=== Brief ===
Give the number of lines that contain the string "using", please, and nothing else.
==== Input ====
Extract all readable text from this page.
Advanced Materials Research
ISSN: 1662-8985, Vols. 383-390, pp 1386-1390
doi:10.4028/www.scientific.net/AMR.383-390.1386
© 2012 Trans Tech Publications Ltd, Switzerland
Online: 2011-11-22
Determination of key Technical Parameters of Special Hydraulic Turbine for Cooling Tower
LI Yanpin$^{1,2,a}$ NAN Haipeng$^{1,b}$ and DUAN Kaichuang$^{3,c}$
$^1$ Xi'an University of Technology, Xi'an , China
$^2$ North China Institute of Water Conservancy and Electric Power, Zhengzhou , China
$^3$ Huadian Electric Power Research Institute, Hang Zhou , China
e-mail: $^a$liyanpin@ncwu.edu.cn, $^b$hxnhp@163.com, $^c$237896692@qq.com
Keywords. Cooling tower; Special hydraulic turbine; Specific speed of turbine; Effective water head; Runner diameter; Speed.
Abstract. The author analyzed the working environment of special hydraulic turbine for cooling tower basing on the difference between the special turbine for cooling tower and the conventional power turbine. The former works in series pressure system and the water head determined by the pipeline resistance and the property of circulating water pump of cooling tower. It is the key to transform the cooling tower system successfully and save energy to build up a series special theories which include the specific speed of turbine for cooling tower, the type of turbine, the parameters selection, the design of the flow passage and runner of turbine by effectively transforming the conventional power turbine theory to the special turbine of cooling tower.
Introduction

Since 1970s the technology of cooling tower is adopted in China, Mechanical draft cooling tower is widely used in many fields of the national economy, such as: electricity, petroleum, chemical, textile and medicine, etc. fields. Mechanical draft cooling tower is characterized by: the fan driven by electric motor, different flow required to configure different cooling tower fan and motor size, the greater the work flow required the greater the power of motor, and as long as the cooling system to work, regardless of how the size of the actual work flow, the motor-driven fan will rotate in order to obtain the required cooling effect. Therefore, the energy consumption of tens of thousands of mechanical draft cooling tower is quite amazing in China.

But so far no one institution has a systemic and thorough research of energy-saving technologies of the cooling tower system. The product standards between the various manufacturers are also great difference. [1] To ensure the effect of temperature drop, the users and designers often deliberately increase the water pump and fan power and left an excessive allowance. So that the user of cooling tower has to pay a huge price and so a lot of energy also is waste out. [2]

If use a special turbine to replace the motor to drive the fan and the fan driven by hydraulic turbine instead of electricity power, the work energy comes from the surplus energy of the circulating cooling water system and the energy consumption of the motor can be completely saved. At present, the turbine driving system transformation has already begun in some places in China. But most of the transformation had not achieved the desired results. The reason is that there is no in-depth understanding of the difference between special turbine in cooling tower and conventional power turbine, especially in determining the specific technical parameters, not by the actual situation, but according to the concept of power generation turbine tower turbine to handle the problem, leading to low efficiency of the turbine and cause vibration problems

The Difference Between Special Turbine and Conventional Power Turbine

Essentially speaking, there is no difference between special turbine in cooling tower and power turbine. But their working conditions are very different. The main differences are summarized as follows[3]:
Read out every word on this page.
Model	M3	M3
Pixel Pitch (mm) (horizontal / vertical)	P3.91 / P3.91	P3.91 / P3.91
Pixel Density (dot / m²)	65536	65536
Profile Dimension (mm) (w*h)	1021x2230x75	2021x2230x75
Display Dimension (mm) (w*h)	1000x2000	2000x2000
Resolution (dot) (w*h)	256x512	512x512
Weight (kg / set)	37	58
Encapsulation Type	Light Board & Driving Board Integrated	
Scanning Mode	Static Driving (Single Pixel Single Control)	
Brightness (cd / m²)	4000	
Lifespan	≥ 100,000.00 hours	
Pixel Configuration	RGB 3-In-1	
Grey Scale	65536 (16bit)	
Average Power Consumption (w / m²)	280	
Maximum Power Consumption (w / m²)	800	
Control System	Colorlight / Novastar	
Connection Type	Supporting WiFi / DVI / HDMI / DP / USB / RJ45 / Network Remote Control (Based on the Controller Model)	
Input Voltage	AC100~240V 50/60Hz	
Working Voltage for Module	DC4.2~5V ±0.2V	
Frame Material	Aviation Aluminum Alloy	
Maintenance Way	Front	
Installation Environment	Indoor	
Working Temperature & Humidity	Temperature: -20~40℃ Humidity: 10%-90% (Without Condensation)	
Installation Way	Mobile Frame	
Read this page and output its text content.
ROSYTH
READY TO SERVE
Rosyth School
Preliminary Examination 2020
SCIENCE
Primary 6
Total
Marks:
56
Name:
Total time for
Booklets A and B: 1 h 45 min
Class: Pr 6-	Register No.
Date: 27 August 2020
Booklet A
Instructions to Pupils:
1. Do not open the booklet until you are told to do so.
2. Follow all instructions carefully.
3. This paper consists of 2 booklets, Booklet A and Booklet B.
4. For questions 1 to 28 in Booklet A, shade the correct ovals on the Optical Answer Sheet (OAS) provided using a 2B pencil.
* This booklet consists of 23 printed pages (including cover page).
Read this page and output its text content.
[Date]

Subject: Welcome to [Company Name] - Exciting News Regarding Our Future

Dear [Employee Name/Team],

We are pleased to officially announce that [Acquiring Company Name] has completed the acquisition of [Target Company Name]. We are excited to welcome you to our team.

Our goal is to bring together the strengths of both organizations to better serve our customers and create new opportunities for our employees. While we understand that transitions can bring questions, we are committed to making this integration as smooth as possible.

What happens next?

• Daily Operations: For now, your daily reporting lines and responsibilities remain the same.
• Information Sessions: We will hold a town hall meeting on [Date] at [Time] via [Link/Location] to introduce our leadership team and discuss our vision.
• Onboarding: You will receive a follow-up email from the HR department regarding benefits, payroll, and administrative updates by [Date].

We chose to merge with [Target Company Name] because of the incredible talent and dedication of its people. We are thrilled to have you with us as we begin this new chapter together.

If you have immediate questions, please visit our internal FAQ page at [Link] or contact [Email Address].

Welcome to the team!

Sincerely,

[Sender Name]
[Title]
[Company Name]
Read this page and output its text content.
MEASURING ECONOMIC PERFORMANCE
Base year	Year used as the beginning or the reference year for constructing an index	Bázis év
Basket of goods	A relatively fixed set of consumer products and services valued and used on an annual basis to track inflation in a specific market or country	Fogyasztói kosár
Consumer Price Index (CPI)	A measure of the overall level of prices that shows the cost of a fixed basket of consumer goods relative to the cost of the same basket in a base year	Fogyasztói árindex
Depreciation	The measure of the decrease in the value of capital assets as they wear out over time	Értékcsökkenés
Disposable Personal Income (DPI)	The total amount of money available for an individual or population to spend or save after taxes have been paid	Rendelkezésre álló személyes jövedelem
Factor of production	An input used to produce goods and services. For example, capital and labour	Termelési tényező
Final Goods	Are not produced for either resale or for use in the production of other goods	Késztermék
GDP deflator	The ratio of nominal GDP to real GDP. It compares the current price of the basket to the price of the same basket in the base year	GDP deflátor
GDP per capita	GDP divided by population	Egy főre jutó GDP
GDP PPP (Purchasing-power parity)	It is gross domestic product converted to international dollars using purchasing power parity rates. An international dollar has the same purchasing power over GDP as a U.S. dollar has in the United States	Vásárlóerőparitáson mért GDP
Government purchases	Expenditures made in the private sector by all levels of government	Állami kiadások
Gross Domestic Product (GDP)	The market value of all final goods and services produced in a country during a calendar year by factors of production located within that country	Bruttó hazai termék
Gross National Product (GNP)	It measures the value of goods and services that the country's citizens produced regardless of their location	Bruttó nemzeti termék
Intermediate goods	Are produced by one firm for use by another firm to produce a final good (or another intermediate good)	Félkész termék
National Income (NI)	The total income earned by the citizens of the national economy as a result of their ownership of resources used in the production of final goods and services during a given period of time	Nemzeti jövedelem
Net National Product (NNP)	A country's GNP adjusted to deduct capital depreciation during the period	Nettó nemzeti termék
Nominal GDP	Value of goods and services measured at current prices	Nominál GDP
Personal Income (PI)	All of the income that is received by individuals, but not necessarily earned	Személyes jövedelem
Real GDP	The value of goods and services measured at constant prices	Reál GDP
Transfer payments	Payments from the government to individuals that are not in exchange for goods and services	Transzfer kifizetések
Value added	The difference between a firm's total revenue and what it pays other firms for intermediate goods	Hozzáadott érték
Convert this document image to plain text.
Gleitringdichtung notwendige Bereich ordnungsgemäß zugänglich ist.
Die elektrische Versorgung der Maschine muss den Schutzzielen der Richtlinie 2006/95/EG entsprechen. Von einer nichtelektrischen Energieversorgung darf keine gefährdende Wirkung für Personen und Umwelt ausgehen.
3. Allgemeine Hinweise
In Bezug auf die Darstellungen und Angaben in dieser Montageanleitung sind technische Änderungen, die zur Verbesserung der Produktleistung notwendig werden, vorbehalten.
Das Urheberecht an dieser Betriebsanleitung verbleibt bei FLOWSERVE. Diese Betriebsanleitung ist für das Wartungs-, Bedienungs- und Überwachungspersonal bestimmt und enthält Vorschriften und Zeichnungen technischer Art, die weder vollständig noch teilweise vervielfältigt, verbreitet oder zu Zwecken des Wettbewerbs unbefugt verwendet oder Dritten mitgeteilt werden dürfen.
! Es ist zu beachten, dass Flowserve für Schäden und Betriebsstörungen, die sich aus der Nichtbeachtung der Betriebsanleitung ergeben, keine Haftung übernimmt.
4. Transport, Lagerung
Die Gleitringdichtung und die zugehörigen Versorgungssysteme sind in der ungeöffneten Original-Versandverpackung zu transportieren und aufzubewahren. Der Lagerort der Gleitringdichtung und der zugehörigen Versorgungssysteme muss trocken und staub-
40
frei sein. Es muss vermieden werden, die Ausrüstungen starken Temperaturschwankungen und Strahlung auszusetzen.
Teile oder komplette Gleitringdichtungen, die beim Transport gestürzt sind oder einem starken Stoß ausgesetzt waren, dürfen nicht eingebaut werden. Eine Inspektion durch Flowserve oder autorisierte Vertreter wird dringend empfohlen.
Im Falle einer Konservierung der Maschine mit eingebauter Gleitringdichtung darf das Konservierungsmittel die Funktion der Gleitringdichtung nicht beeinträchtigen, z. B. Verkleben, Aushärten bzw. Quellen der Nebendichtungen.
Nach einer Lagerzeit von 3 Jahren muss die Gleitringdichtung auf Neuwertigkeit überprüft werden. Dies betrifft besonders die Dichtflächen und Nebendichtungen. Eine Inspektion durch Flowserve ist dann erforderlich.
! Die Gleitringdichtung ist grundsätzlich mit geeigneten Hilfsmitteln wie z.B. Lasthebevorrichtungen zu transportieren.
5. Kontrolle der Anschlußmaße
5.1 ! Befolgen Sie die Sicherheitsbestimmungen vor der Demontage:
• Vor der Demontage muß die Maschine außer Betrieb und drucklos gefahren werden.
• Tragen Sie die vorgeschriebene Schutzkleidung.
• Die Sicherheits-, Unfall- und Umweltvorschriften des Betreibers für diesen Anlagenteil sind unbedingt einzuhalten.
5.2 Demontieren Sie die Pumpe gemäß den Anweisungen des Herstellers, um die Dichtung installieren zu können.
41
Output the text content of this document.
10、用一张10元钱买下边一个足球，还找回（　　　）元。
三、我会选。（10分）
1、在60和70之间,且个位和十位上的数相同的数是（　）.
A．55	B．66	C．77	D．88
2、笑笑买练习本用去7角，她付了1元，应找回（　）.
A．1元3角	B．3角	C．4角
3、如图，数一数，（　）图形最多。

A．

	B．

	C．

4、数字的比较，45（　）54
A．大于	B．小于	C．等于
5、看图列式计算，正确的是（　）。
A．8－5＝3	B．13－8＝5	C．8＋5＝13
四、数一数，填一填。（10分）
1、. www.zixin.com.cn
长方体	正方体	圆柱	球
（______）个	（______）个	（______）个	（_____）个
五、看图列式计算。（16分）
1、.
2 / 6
====
=== Task answer ===
2